** Begin SUPPLIED MATERIAL **

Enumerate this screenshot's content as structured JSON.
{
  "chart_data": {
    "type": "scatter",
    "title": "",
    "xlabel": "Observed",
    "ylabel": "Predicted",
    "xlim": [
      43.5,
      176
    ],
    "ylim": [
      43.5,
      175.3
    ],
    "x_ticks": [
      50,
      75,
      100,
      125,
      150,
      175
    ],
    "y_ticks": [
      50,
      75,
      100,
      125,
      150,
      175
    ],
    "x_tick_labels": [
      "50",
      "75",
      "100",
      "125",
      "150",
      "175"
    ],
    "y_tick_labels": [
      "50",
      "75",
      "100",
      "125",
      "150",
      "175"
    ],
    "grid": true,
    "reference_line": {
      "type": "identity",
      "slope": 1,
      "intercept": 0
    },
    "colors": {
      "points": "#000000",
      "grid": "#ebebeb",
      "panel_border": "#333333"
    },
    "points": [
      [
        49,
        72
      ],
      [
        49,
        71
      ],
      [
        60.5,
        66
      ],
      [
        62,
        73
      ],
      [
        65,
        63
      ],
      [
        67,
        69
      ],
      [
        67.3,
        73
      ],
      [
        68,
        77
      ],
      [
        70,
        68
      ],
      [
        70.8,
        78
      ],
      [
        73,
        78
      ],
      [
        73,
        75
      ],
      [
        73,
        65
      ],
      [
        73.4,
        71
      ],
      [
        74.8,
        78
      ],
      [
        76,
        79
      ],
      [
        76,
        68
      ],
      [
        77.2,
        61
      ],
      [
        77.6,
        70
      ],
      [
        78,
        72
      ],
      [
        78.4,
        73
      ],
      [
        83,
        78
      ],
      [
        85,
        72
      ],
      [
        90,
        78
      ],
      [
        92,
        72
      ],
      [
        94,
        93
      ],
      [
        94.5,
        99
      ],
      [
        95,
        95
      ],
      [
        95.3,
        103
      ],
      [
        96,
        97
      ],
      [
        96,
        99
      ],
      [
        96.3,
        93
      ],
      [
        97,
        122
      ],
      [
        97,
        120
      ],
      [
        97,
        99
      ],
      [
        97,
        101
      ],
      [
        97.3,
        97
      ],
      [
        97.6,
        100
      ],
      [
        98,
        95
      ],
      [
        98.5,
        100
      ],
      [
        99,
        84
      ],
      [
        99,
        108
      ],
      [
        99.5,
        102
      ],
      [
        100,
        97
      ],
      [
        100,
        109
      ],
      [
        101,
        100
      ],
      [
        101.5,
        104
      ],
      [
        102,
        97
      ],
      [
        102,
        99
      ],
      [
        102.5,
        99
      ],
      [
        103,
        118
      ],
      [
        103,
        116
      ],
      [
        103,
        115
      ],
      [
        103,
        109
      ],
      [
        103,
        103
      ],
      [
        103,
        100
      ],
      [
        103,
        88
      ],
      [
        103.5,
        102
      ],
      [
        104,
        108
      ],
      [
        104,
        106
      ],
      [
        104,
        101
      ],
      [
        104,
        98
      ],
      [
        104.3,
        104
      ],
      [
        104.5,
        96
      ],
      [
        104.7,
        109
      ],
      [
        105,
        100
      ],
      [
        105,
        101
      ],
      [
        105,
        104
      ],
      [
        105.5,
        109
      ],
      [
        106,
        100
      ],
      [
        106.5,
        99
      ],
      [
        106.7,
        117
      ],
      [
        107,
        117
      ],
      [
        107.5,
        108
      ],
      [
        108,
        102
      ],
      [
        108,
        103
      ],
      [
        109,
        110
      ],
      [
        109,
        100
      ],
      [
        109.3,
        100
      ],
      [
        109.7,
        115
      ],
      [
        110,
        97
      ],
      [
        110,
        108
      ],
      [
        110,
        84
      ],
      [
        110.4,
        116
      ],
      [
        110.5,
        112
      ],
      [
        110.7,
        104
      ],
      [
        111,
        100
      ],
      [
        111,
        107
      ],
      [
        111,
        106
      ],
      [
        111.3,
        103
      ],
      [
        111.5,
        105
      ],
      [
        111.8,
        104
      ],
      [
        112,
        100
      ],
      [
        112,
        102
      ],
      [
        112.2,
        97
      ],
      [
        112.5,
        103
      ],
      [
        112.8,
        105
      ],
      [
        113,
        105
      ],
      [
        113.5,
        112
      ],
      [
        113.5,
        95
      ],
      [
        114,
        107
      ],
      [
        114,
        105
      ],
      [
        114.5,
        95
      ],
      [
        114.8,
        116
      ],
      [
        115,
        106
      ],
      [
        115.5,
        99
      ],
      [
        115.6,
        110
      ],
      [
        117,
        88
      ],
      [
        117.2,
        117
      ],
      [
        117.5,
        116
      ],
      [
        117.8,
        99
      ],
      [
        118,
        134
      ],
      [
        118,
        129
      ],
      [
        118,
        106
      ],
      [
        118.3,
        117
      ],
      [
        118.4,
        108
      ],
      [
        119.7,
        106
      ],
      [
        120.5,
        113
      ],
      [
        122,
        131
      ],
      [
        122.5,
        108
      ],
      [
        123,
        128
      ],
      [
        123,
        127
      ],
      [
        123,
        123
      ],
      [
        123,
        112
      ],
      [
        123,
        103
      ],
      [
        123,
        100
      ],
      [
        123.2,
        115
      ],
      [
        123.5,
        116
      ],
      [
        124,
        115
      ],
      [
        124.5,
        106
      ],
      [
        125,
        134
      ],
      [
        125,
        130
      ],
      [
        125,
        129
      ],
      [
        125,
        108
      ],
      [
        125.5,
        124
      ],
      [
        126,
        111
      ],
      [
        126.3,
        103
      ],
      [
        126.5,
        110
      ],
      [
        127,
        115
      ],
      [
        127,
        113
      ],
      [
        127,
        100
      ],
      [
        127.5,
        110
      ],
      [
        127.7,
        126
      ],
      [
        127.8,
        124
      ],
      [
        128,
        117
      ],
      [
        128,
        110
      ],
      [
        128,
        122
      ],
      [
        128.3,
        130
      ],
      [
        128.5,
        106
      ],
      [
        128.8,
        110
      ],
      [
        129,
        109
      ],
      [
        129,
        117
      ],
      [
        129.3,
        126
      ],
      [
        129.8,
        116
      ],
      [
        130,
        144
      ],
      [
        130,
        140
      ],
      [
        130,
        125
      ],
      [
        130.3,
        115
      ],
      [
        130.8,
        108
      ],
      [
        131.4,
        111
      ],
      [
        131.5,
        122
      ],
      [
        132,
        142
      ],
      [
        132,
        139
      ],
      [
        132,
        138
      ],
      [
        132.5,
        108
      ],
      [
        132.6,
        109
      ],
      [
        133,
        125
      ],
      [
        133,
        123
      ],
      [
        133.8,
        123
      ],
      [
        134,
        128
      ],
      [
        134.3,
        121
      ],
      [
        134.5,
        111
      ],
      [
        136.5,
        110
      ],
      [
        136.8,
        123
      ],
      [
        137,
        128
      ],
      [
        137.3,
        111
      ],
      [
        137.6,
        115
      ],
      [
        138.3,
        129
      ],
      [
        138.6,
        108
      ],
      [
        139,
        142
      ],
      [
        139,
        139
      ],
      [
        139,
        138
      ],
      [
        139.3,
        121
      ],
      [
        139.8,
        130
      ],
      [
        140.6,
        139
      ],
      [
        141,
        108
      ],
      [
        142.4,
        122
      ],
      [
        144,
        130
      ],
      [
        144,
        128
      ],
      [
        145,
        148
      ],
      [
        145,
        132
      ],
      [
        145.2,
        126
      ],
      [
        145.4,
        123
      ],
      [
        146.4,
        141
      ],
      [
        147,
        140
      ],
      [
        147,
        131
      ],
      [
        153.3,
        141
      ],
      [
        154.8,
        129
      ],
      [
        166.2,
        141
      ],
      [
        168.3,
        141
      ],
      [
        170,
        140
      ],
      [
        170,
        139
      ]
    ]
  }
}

** End SUPPLIED MATERIAL **

**TASK TO CARRY OUT**
Nothing should be changed: write out all of the data as is.

**TASK RESPONSE**
Enumerate this screenshot's content as structured JSON.
{
  "chart_data": {
    "type": "scatter",
    "title": "",
    "xlabel": "Observed",
    "ylabel": "Predicted",
    "xlim": [
      43.5,
      176
    ],
    "ylim": [
      43.5,
      175.3
    ],
    "x_ticks": [
      50,
      75,
      100,
      125,
      150,
      175
    ],
    "y_ticks": [
      50,
      75,
      100,
      125,
      150,
      175
    ],
    "x_tick_labels": [
      "50",
      "75",
      "100",
      "125",
      "150",
      "175"
    ],
    "y_tick_labels": [
      "50",
      "75",
      "100",
      "125",
      "150",
      "175"
    ],
    "grid": true,
    "reference_line": {
      "type": "identity",
      "slope": 1,
      "intercept": 0
    },
    "colors": {
      "points": "#000000",
      "grid": "#ebebeb",
      "panel_border": "#333333"
    },
    "points": [
      [
        49,
        72
      ],
      [
        49,
        71
      ],
      [
        60.5,
        66
      ],
      [
        62,
        73
      ],
      [
        65,
        63
      ],
      [
        67,
        69
      ],
      [
        67.3,
        73
      ],
      [
        68,
        77
      ],
      [
        70,
        68
      ],
      [
        70.8,
        78
      ],
      [
        73,
        78
      ],
      [
        73,
        75
      ],
      [
        73,
        65
      ],
      [
        73.4,
        71
      ],
      [
        74.8,
        78
      ],
      [
        76,
        79
      ],
      [
        76,
        68
      ],
      [
        77.2,
        61
      ],
      [
        77.6,
        70
      ],
      [
        78,
        72
      ],
      [
        78.4,
        73
      ],
      [
        83,
        78
      ],
      [
        85,
        72
      ],
      [
        90,
        78
      ],
      [
        92,
        72
      ],
      [
        94,
        93
      ],
      [
        94.5,
        99
      ],
      [
        95,
        95
      ],
      [
        95.3,
        103
      ],
      [
        96,
        97
      ],
      [
        96,
        99
      ],
      [
        96.3,
        93
      ],
      [
        97,
        122
      ],
      [
        97,
        120
      ],
      [
        97,
        99
      ],
      [
        97,
        101
      ],
      [
        97.3,
        97
      ],
      [
        97.6,
        100
      ],
      [
        98,
        95
      ],
      [
        98.5,
        100
      ],
      [
        99,
        84
      ],
      [
        99,
        108
      ],
      [
        99.5,
        102
      ],
      [
        100,
        97
      ],
      [
        100,
        109
      ],
      [
        101,
        100
      ],
      [
        101.5,
        104
      ],
      [
        102,
        97
      ],
      [
        102,
        99
      ],
      [
        102.5,
        99
      ],
      [
        103,
        118
      ],
      [
        103,
        116
      ],
      [
        103,
        115
      ],
      [
        103,
        109
      ],
      [
        103,
        103
      ],
      [
        103,
        100
      ],
      [
        103,
        88
      ],
      [
        103.5,
        102
      ],
      [
        104,
        108
      ],
      [
        104,
        106
      ],
      [
        104,
        101
      ],
      [
        104,
        98
      ],
      [
        104.3,
        104
      ],
      [
        104.5,
        96
      ],
      [
        104.7,
        109
      ],
      [
        105,
        100
      ],
      [
        105,
        101
      ],
      [
        105,
        104
      ],
      [
        105.5,
        109
      ],
      [
        106,
        100
      ],
      [
        106.5,
        99
      ],
      [
        106.7,
        117
      ],
      [
        107,
        117
      ],
      [
        107.5,
        108
      ],
      [
        108,
        102
      ],
      [
        108,
        103
      ],
      [
        109,
        110
      ],
      [
        109,
        100
      ],
      [
        109.3,
        100
      ],
      [
        109.7,
        115
      ],
      [
        110,
        97
      ],
      [
        110,
        108
      ],
      [
        110,
        84
      ],
      [
        110.4,
        116
      ],
      [
        110.5,
        112
      ],
      [
        110.7,
        104
      ],
      [
        111,
        100
      ],
      [
        111,
        107
      ],
      [
        111,
        106
      ],
      [
        111.3,
        103
      ],
      [
        111.5,
        105
      ],
      [
        111.8,
        104
      ],
      [
        112,
        100
      ],
      [
        112,
        102
      ],
      [
        112.2,
        97
      ],
      [
        112.5,
        103
      ],
      [
        112.8,
        105
      ],
      [
        113,
        105
      ],
      [
        113.5,
        112
      ],
      [
        113.5,
        95
      ],
      [
        114,
        107
      ],
      [
        114,
        105
      ],
      [
        114.5,
        95
      ],
      [
        114.8,
        116
      ],
      [
        115,
        106
      ],
      [
        115.5,
        99
      ],
      [
        115.6,
        110
      ],
      [
        117,
        88
      ],
      [
        117.2,
        117
      ],
      [
        117.5,
        116
      ],
      [
        117.8,
        99
      ],
      [
        118,
        134
      ],
      [
        118,
        129
      ],
      [
        118,
        106
      ],
      [
        118.3,
        117
      ],
      [
        118.4,
        108
      ],
      [
        119.7,
        106
      ],
      [
        120.5,
        113
      ],
      [
        122,
        131
      ],
      [
        122.5,
        108
      ],
      [
        123,
        128
      ],
      [
        123,
        127
      ],
      [
        123,
        123
      ],
      [
        123,
        112
      ],
      [
        123,
        103
      ],
      [
        123,
        100
      ],
      [
        123.2,
        115
      ],
      [
        123.5,
        116
      ],
      [
        124,
        115
      ],
      [
        124.5,
        106
      ],
      [
        125,
        134
      ],
      [
        125,
        130
      ],
      [
        125,
        129
      ],
      [
        125,
        108
      ],
      [
        125.5,
        124
      ],
      [
        126,
        111
      ],
      [
        126.3,
        103
      ],
      [
        126.5,
        110
      ],
      [
        127,
        115
      ],
      [
        127,
        113
      ],
      [
        127,
        100
      ],
      [
        127.5,
        110
      ],
      [
        127.7,
        126
      ],
      [
        127.8,
        124
      ],
      [
        128,
        117
      ],
      [
        128,
        110
      ],
      [
        128,
        122
      ],
      [
        128.3,
        130
      ],
      [
        128.5,
        106
      ],
      [
        128.8,
        110
      ],
      [
        129,
        109
      ],
      [
        129,
        117
      ],
      [
        129.3,
        126
      ],
      [
        129.8,
        116
      ],
      [
        130,
        144
      ],
      [
        130,
        140
      ],
      [
        130,
        125
      ],
      [
        130.3,
        115
      ],
      [
        130.8,
        108
      ],
      [
        131.4,
        111
      ],
      [
        131.5,
        122
      ],
      [
        132,
        142
      ],
      [
        132,
        139
      ],
      [
        132,
        138
      ],
      [
        132.5,
        108
      ],
      [
        132.6,
        109
      ],
      [
        133,
        125
      ],
      [
        133,
        123
      ],
      [
        133.8,
        123
      ],
      [
        134,
        128
      ],
      [
        134.3,
        121
      ],
      [
        134.5,
        111
      ],
      [
        136.5,
        110
      ],
      [
        136.8,
        123
      ],
      [
        137,
        128
      ],
      [
        137.3,
        111
      ],
      [
        137.6,
        115
      ],
      [
        138.3,
        129
      ],
      [
        138.6,
        108
      ],
      [
        139,
        142
      ],
      [
        139,
        139
      ],
      [
        139,
        138
      ],
      [
        139.3,
        121
      ],
      [
        139.8,
        130
      ],
      [
        140.6,
        139
      ],
      [
        141,
        108
      ],
      [
        142.4,
        122
      ],
      [
        144,
        130
      ],
      [
        144,
        128
      ],
      [
        145,
        148
      ],
      [
        145,
        132
      ],
      [
        145.2,
        126
      ],
      [
        145.4,
        123
      ],
      [
        146.4,
        141
      ],
      [
        147,
        140
      ],
      [
        147,
        131
      ],
      [
        153.3,
        141
      ],
      [
        154.8,
        129
      ],
      [
        166.2,
        141
      ],
      [
        168.3,
        141
      ],
      [
        170,
        140
      ],
      [
        170,
        139
      ]
    ]
  }
}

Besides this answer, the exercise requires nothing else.